> Exercise instructions
Find the line with "What data populates" in the data below. Repeat it and every line after it up to the end, exactly, but drop the pictures.

> Listed records
>>>

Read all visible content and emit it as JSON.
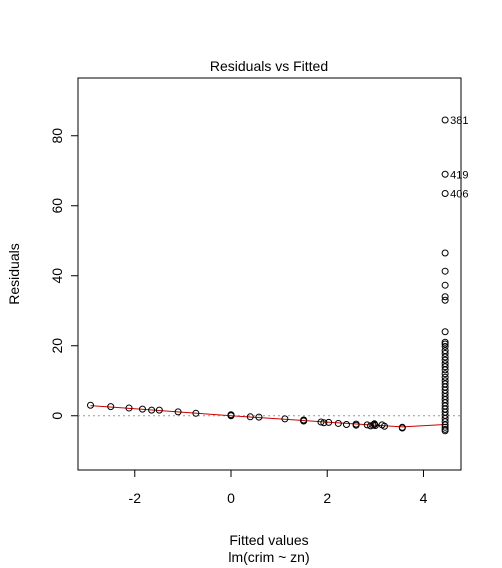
{
  "chart_data": {
    "type": "scatter",
    "title": "Residuals vs Fitted",
    "xlabel": "Fitted values",
    "subtitle": "lm(crim ~ zn)",
    "ylabel": "Residuals",
    "xlim": [
      -3.18,
      4.78
    ],
    "ylim": [
      -15.5,
      96.5
    ],
    "x_ticks": [
      -2,
      0,
      2,
      4
    ],
    "y_ticks": [
      0,
      20,
      40,
      60,
      80
    ],
    "colors": {
      "points": "#000000",
      "smooth": "#cc0000",
      "zero_line": "#999999",
      "axes": "#000000"
    },
    "points": {
      "x": [
        -2.92,
        -2.5,
        -2.12,
        -1.84,
        -1.65,
        -1.49,
        -1.1,
        -0.73,
        0.0,
        0.0,
        0.0,
        0.4,
        0.58,
        1.12,
        1.51,
        1.51,
        1.51,
        1.87,
        1.93,
        2.03,
        2.23,
        2.4,
        2.6,
        2.6,
        2.83,
        2.9,
        2.95,
        2.98,
        2.98,
        3.0,
        3.14,
        3.19,
        3.56,
        3.56
      ],
      "y": [
        3.0,
        2.6,
        2.2,
        1.9,
        1.6,
        1.6,
        1.1,
        0.7,
        0.3,
        0.0,
        0.1,
        -0.3,
        -0.4,
        -0.9,
        -1.2,
        -1.5,
        -1.4,
        -1.8,
        -2.0,
        -1.9,
        -2.2,
        -2.5,
        -2.4,
        -2.7,
        -2.6,
        -2.9,
        -2.7,
        -2.5,
        -2.3,
        -2.8,
        -2.6,
        -3.0,
        -3.3,
        -3.5
      ]
    },
    "dense_column": {
      "x": 4.45,
      "y": [
        84.5,
        69.0,
        63.5,
        46.5,
        41.3,
        37.3,
        34.0,
        33.0,
        24.0,
        21.0,
        20.5,
        19.8,
        18.6,
        17.8,
        16.8,
        15.9,
        14.9,
        14.0,
        13.1,
        12.0,
        11.0,
        10.0,
        9.1,
        8.2,
        7.3,
        6.4,
        5.5,
        4.6,
        3.7,
        2.8,
        1.9,
        1.0,
        0.1,
        -0.8,
        -1.7,
        -2.6,
        -3.3,
        -3.9,
        -4.3
      ]
    },
    "labels": [
      {
        "text": "381",
        "x": 4.45,
        "y": 84.5
      },
      {
        "text": "419",
        "x": 4.45,
        "y": 69.0
      },
      {
        "text": "406",
        "x": 4.45,
        "y": 63.5
      }
    ],
    "smooth": {
      "x": [
        -2.92,
        -2.0,
        -1.0,
        0.0,
        1.0,
        2.0,
        3.0,
        3.56,
        4.45
      ],
      "y": [
        2.9,
        2.0,
        1.0,
        0.0,
        -0.9,
        -1.8,
        -2.7,
        -3.2,
        -2.5
      ]
    }
  }
}
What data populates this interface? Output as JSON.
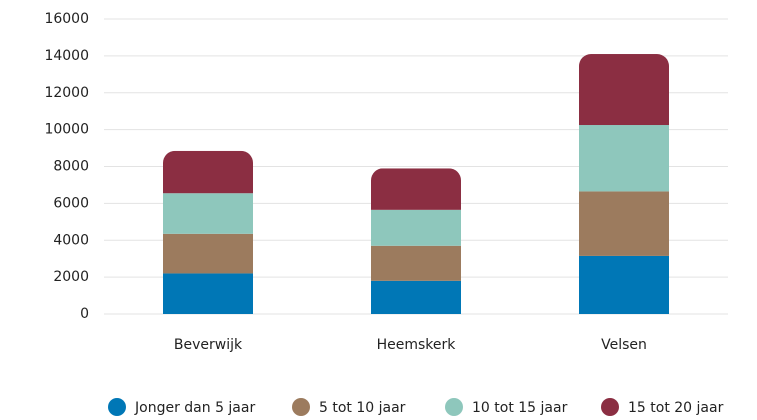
{
  "chart_data": {
    "type": "stacked_bar",
    "categories": [
      "Beverwijk",
      "Heemskerk",
      "Velsen"
    ],
    "series": [
      {
        "name": "Jonger dan 5 jaar",
        "color": "#0077b6",
        "values": [
          2200,
          1800,
          3150
        ]
      },
      {
        "name": "5 tot 10 jaar",
        "color": "#9c7b5e",
        "values": [
          2150,
          1900,
          3500
        ]
      },
      {
        "name": "10 tot 15 jaar",
        "color": "#8ec7bc",
        "values": [
          2200,
          1950,
          3600
        ]
      },
      {
        "name": "15 tot 20 jaar",
        "color": "#8b2e42",
        "values": [
          2300,
          2250,
          3850
        ]
      }
    ],
    "ylim": [
      0,
      16000
    ],
    "yticks": [
      0,
      2000,
      4000,
      6000,
      8000,
      10000,
      12000,
      14000,
      16000
    ],
    "grid": true,
    "legend": "bottom"
  }
}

<<<

> Finished task
What data populates this interface? Output as JSON.
{
  "chart_data": {
    "type": "stacked_bar",
    "categories": [
      "Beverwijk",
      "Heemskerk",
      "Velsen"
    ],
    "series": [
      {
        "name": "Jonger dan 5 jaar",
        "color": "#0077b6",
        "values": [
          2200,
          1800,
          3150
        ]
      },
      {
        "name": "5 tot 10 jaar",
        "color": "#9c7b5e",
        "values": [
          2150,
          1900,
          3500
        ]
      },
      {
        "name": "10 tot 15 jaar",
        "color": "#8ec7bc",
        "values": [
          2200,
          1950,
          3600
        ]
      },
      {
        "name": "15 tot 20 jaar",
        "color": "#8b2e42",
        "values": [
          2300,
          2250,
          3850
        ]
      }
    ],
    "ylim": [
      0,
      16000
    ],
    "yticks": [
      0,
      2000,
      4000,
      6000,
      8000,
      10000,
      12000,
      14000,
      16000
    ],
    "grid": true,
    "legend": "bottom"
  }
}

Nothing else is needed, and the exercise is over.